The problem: All of the data below should be written out exactly.

————

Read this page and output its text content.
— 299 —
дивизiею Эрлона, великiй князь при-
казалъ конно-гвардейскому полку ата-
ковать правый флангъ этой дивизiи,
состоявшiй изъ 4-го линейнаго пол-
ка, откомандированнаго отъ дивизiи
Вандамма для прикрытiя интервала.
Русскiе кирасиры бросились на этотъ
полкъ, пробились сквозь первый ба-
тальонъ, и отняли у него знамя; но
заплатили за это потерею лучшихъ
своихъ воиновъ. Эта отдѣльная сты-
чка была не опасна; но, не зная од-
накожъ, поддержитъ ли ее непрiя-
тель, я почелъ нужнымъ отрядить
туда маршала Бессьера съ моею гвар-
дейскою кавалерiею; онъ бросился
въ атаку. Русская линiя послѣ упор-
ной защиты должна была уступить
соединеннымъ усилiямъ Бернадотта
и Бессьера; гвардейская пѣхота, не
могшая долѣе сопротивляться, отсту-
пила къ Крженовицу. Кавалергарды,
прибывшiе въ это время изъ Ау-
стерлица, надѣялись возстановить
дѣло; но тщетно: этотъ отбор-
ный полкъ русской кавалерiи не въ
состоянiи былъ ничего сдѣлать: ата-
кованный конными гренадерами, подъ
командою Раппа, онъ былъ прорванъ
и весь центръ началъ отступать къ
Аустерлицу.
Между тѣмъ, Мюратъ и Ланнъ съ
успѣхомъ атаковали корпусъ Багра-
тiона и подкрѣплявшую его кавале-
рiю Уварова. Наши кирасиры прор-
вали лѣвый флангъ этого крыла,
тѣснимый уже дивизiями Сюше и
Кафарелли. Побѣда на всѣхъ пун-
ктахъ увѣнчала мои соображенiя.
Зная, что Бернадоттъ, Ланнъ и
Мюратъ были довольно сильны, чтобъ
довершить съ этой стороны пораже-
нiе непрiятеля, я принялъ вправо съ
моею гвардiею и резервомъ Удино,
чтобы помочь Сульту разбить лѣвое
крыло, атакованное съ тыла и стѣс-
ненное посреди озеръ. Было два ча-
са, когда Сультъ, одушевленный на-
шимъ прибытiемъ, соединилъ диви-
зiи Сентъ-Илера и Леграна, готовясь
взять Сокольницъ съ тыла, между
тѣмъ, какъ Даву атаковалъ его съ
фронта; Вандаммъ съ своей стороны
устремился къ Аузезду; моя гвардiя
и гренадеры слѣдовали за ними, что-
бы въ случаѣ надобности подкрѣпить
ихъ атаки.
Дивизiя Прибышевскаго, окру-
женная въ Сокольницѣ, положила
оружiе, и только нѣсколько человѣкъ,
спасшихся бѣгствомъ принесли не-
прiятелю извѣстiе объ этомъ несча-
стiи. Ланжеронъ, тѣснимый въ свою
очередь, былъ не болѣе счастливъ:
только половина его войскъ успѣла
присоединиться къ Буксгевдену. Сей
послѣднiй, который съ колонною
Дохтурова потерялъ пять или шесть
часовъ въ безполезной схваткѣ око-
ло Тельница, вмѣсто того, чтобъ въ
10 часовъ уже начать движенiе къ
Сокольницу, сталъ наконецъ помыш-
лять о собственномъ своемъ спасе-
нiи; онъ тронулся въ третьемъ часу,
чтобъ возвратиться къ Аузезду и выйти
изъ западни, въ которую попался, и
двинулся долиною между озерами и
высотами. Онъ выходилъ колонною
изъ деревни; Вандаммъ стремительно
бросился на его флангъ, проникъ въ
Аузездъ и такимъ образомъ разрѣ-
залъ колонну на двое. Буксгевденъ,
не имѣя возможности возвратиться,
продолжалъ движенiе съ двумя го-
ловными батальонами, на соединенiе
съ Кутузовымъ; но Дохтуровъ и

————

Result:
Read this page and output its text content.
— 299 —
дивизiею Эрлона, великiй князь при-
казалъ конно-гвардейскому полку ата-
ковать правый флангъ этой дивизiи,
состоявшiй изъ 4-го линейнаго пол-
ка, откомандированнаго отъ дивизiи
Вандамма для прикрытiя интервала.
Русскiе кирасиры бросились на этотъ
полкъ, пробились сквозь первый ба-
тальонъ, и отняли у него знамя; но
заплатили за это потерею лучшихъ
своихъ воиновъ. Эта отдѣльная сты-
чка была не опасна; но, не зная од-
накожъ, поддержитъ ли ее непрiя-
тель, я почелъ нужнымъ отрядить
туда маршала Бессьера съ моею гвар-
дейскою кавалерiею; онъ бросился
въ атаку. Русская линiя послѣ упор-
ной защиты должна была уступить
соединеннымъ усилiямъ Бернадотта
и Бессьера; гвардейская пѣхота, не
могшая долѣе сопротивляться, отсту-
пила къ Крженовицу. Кавалергарды,
прибывшiе въ это время изъ Ау-
стерлица, надѣялись возстановить
дѣло; но тщетно: этотъ отбор-
ный полкъ русской кавалерiи не въ
состоянiи былъ ничего сдѣлать: ата-
кованный конными гренадерами, подъ
командою Раппа, онъ былъ прорванъ
и весь центръ началъ отступать къ
Аустерлицу.
Между тѣмъ, Мюратъ и Ланнъ съ
успѣхомъ атаковали корпусъ Багра-
тiона и подкрѣплявшую его кавале-
рiю Уварова. Наши кирасиры прор-
вали лѣвый флангъ этого крыла,
тѣснимый уже дивизiями Сюше и
Кафарелли. Побѣда на всѣхъ пун-
ктахъ увѣнчала мои соображенiя.
Зная, что Бернадоттъ, Ланнъ и
Мюратъ были довольно сильны, чтобъ
довершить съ этой стороны пораже-
нiе непрiятеля, я принялъ вправо съ
моею гвардiею и резервомъ Удино,
чтобы помочь Сульту разбить лѣвое
крыло, атакованное съ тыла и стѣс-
ненное посреди озеръ. Было два ча-
са, когда Сультъ, одушевленный на-
шимъ прибытiемъ, соединилъ диви-
зiи Сентъ-Илера и Леграна, готовясь
взять Сокольницъ съ тыла, между
тѣмъ, какъ Даву атаковалъ его съ
фронта; Вандаммъ съ своей стороны
устремился къ Аузезду; моя гвардiя
и гренадеры слѣдовали за ними, что-
бы въ случаѣ надобности подкрѣпить
ихъ атаки.
Дивизiя Прибышевскаго, окру-
женная въ Сокольницѣ, положила
оружiе, и только нѣсколько человѣкъ,
спасшихся бѣгствомъ принесли не-
прiятелю извѣстiе объ этомъ несча-
стiи. Ланжеронъ, тѣснимый въ свою
очередь, былъ не болѣе счастливъ:
только половина его войскъ успѣла
присоединиться къ Буксгевдену. Сей
послѣднiй, который съ колонною
Дохтурова потерялъ пять или шесть
часовъ въ безполезной схваткѣ око-
ло Тельница, вмѣсто того, чтобъ въ
10 часовъ уже начать движенiе къ
Сокольницу, сталъ наконецъ помыш-
лять о собственномъ своемъ спасе-
нiи; онъ тронулся въ третьемъ часу,
чтобъ возвратиться къ Аузезду и выйти
изъ западни, въ которую попался, и
двинулся долиною между озерами и
высотами. Онъ выходилъ колонною
изъ деревни; Вандаммъ стремительно
бросился на его флангъ, проникъ въ
Аузездъ и такимъ образомъ разрѣ-
залъ колонну на двое. Буксгевденъ,
не имѣя возможности возвратиться,
продолжалъ движенiе съ двумя го-
ловными батальонами, на соединенiе
съ Кутузовымъ; но Дохтуровъ и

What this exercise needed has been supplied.